An exact copy of the records is required, minus the pictures they hold.

◇ ◇ ◇ ◇ ◇

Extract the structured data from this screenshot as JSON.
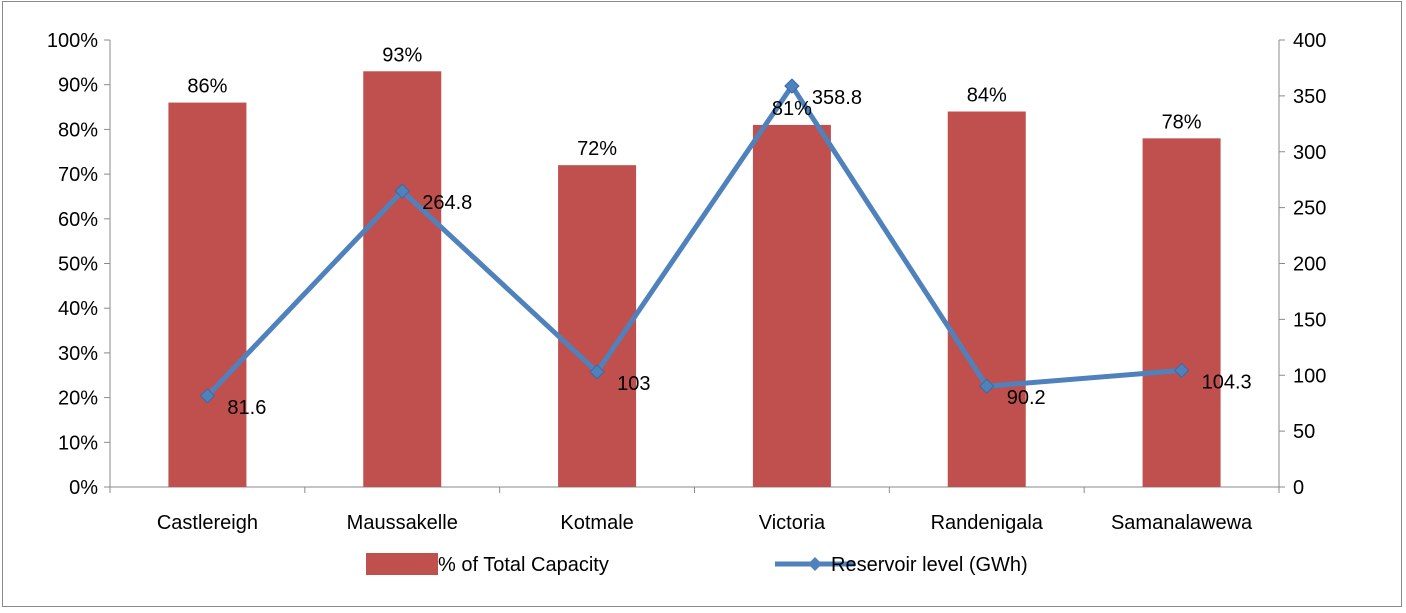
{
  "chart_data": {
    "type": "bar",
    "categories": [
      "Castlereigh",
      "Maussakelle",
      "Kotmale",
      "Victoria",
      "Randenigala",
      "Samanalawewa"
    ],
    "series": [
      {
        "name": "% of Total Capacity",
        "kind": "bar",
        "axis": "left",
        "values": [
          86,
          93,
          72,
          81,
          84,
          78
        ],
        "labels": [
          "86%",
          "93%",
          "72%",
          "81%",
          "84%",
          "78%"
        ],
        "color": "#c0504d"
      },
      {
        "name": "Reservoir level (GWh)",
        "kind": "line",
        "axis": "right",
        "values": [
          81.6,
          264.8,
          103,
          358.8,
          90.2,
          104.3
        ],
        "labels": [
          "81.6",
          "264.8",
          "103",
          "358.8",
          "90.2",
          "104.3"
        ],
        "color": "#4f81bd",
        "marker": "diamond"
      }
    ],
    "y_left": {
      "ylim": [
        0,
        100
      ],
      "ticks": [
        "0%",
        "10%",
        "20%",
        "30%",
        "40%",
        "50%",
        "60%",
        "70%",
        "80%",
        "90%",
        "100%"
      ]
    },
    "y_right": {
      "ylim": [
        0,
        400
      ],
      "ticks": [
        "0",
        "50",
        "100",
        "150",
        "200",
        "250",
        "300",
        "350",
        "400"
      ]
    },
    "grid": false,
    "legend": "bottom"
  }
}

◇ ◇ ◇ ◇ ◇

The solution:
Extract the structured data from this screenshot as JSON.
{
  "chart_data": {
    "type": "bar",
    "categories": [
      "Castlereigh",
      "Maussakelle",
      "Kotmale",
      "Victoria",
      "Randenigala",
      "Samanalawewa"
    ],
    "series": [
      {
        "name": "% of Total Capacity",
        "kind": "bar",
        "axis": "left",
        "values": [
          86,
          93,
          72,
          81,
          84,
          78
        ],
        "labels": [
          "86%",
          "93%",
          "72%",
          "81%",
          "84%",
          "78%"
        ],
        "color": "#c0504d"
      },
      {
        "name": "Reservoir level (GWh)",
        "kind": "line",
        "axis": "right",
        "values": [
          81.6,
          264.8,
          103,
          358.8,
          90.2,
          104.3
        ],
        "labels": [
          "81.6",
          "264.8",
          "103",
          "358.8",
          "90.2",
          "104.3"
        ],
        "color": "#4f81bd",
        "marker": "diamond"
      }
    ],
    "y_left": {
      "ylim": [
        0,
        100
      ],
      "ticks": [
        "0%",
        "10%",
        "20%",
        "30%",
        "40%",
        "50%",
        "60%",
        "70%",
        "80%",
        "90%",
        "100%"
      ]
    },
    "y_right": {
      "ylim": [
        0,
        400
      ],
      "ticks": [
        "0",
        "50",
        "100",
        "150",
        "200",
        "250",
        "300",
        "350",
        "400"
      ]
    },
    "grid": false,
    "legend": "bottom"
  }
}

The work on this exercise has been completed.